- [Excerpt from a dataset]:
**********
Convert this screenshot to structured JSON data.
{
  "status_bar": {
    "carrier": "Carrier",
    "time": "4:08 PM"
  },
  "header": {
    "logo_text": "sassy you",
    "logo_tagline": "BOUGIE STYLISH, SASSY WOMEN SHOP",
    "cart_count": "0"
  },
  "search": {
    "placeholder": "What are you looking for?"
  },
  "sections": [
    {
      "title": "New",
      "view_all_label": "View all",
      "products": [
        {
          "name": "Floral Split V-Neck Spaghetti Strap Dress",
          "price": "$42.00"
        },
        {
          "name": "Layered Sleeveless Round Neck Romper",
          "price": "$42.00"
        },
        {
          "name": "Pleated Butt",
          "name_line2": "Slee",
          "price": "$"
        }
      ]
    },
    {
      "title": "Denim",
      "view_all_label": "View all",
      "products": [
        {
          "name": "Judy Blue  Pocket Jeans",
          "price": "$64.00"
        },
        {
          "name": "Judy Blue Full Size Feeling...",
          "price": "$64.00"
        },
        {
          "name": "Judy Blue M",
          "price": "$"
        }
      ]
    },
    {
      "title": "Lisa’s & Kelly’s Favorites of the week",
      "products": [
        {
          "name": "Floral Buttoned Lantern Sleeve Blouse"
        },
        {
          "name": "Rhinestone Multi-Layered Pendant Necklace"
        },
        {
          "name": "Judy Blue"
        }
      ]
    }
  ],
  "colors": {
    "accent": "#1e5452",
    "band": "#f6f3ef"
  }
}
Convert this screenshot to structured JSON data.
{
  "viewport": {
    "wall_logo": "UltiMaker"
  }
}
**********
- [What the exercise asks]: Quote each line of the data above exactly as written.

- [Solution for this task]:
Convert this screenshot to structured JSON data.
{
  "status_bar": {
    "carrier": "Carrier",
    "time": "4:08 PM"
  },
  "header": {
    "logo_text": "sassy you",
    "logo_tagline": "BOUGIE STYLISH, SASSY WOMEN SHOP",
    "cart_count": "0"
  },
  "search": {
    "placeholder": "What are you looking for?"
  },
  "sections": [
    {
      "title": "New",
      "view_all_label": "View all",
      "products": [
        {
          "name": "Floral Split V-Neck Spaghetti Strap Dress",
          "price": "$42.00"
        },
        {
          "name": "Layered Sleeveless Round Neck Romper",
          "price": "$42.00"
        },
        {
          "name": "Pleated Butt",
          "name_line2": "Slee",
          "price": "$"
        }
      ]
    },
    {
      "title": "Denim",
      "view_all_label": "View all",
      "products": [
        {
          "name": "Judy Blue  Pocket Jeans",
          "price": "$64.00"
        },
        {
          "name": "Judy Blue Full Size Feeling...",
          "price": "$64.00"
        },
        {
          "name": "Judy Blue M",
          "price": "$"
        }
      ]
    },
    {
      "title": "Lisa’s & Kelly’s Favorites of the week",
      "products": [
        {
          "name": "Floral Buttoned Lantern Sleeve Blouse"
        },
        {
          "name": "Rhinestone Multi-Layered Pendant Necklace"
        },
        {
          "name": "Judy Blue"
        }
      ]
    }
  ],
  "colors": {
    "accent": "#1e5452",
    "band": "#f6f3ef"
  }
}
Convert this screenshot to structured JSON data.
{
  "viewport": {
    "wall_logo": "UltiMaker"
  }
}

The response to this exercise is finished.